§ **Exercise requirements**: Set the listing down again exactly, please, apart from its pictures.

§ **Excerpted data**:
###
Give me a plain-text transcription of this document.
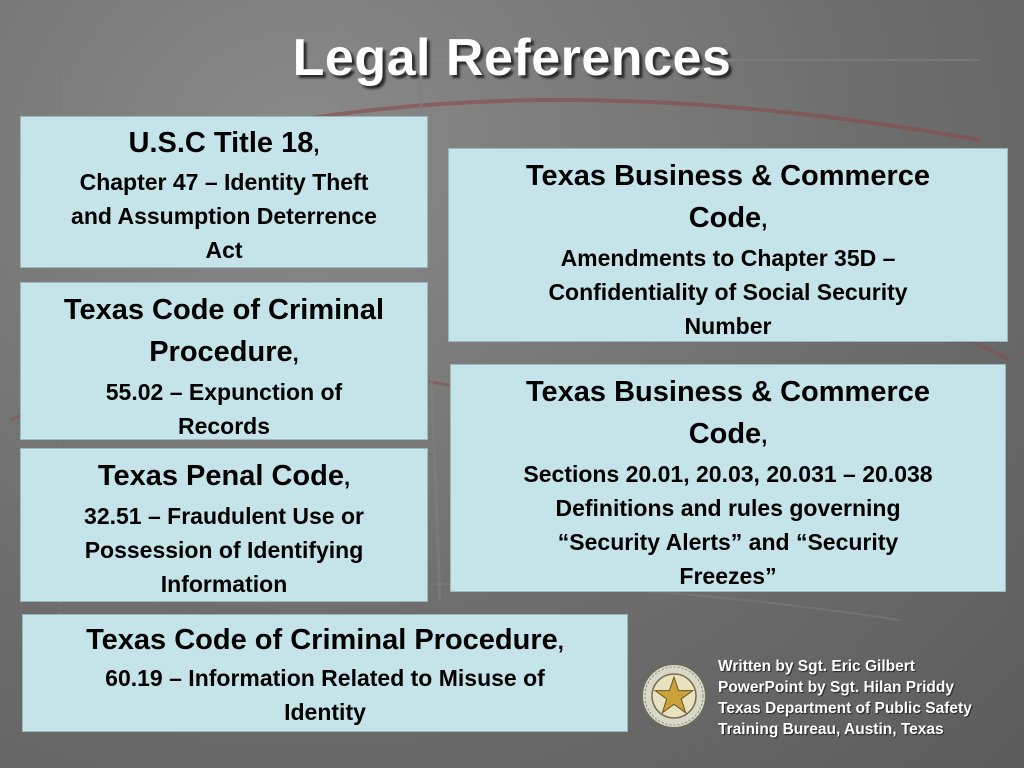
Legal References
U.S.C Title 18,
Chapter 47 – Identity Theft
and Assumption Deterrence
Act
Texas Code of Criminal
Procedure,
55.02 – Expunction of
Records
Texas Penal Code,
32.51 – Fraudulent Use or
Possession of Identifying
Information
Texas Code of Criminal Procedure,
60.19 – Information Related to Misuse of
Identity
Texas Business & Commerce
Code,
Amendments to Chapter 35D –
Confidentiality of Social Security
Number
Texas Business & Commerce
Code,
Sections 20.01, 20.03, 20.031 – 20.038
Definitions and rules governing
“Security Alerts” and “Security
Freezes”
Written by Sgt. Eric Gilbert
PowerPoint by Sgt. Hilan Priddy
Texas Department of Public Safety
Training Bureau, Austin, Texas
###
§ **Finished task**:
Give me a plain-text transcription of this document.
Legal References
U.S.C Title 18,
Chapter 47 – Identity Theft
and Assumption Deterrence
Act
Texas Code of Criminal
Procedure,
55.02 – Expunction of
Records
Texas Penal Code,
32.51 – Fraudulent Use or
Possession of Identifying
Information
Texas Code of Criminal Procedure,
60.19 – Information Related to Misuse of
Identity
Texas Business & Commerce
Code,
Amendments to Chapter 35D –
Confidentiality of Social Security
Number
Texas Business & Commerce
Code,
Sections 20.01, 20.03, 20.031 – 20.038
Definitions and rules governing
“Security Alerts” and “Security
Freezes”
Written by Sgt. Eric Gilbert
PowerPoint by Sgt. Hilan Priddy
Texas Department of Public Safety
Training Bureau, Austin, Texas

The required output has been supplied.